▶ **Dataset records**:
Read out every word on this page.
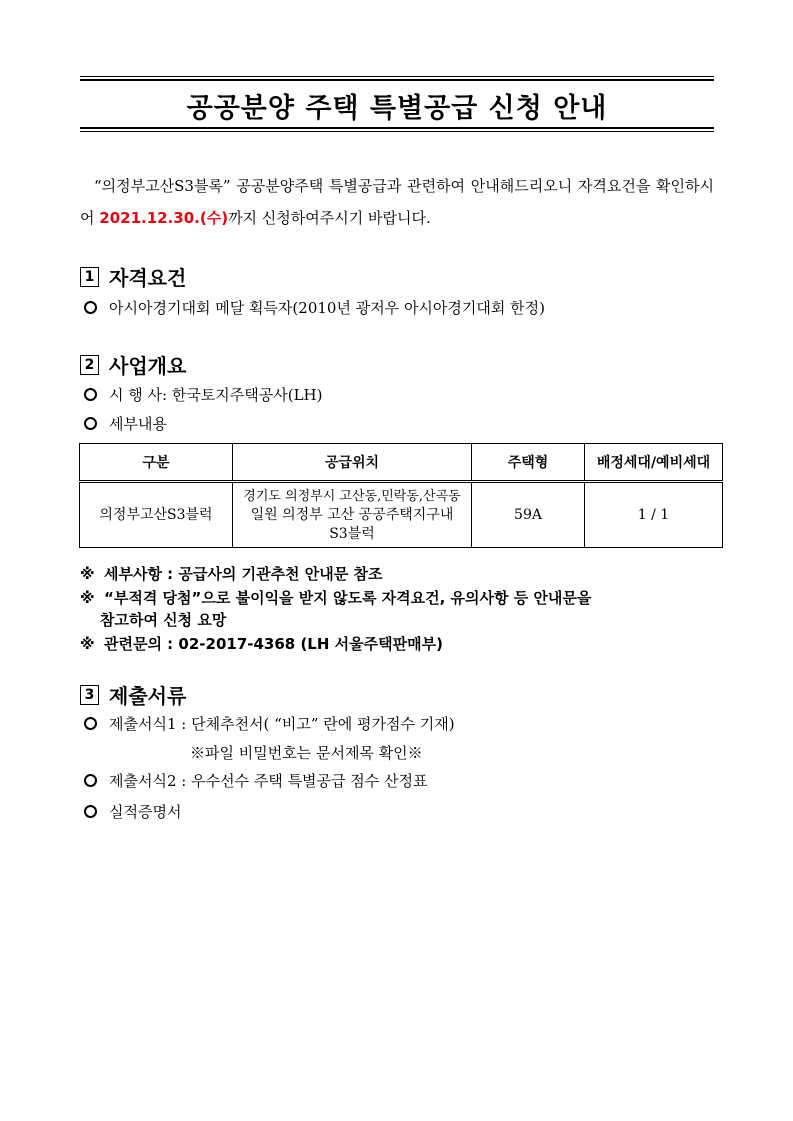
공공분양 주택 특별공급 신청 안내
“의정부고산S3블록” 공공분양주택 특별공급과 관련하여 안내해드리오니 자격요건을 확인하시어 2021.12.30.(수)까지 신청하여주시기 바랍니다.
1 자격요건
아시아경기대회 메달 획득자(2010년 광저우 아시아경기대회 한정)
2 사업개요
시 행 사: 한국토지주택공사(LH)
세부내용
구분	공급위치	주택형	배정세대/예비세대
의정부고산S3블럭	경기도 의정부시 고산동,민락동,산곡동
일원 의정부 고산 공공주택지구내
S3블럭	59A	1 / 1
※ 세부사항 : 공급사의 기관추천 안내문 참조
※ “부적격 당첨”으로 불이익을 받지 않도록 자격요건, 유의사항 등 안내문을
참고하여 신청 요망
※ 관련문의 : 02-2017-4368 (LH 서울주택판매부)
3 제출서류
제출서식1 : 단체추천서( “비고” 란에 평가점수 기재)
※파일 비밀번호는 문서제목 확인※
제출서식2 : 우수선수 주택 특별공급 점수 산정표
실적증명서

* * *

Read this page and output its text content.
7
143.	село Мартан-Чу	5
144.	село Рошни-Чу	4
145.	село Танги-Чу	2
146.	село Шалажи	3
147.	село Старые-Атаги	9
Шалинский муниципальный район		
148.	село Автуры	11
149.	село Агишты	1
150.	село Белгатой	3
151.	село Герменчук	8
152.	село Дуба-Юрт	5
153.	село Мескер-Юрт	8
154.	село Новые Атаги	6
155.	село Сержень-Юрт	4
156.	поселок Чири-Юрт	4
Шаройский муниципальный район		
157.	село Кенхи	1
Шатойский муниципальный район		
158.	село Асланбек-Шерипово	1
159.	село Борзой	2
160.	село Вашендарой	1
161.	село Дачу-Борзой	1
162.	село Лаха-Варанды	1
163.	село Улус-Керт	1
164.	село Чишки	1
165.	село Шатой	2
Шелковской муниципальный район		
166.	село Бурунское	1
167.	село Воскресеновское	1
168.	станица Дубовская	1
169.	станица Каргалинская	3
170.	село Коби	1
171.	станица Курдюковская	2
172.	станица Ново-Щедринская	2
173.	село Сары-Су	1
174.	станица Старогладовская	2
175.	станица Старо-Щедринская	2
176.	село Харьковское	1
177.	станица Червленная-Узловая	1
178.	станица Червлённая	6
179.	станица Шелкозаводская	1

==

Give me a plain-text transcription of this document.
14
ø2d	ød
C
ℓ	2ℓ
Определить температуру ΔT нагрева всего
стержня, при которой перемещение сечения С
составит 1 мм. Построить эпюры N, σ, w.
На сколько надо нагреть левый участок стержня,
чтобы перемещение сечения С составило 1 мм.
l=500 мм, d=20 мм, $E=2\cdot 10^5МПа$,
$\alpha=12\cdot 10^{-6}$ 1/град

▶ **Work required**:
Going through the entries above, report how many lines include the string "стержня". The number alone is the answer.

▶ **Correct answer**:
2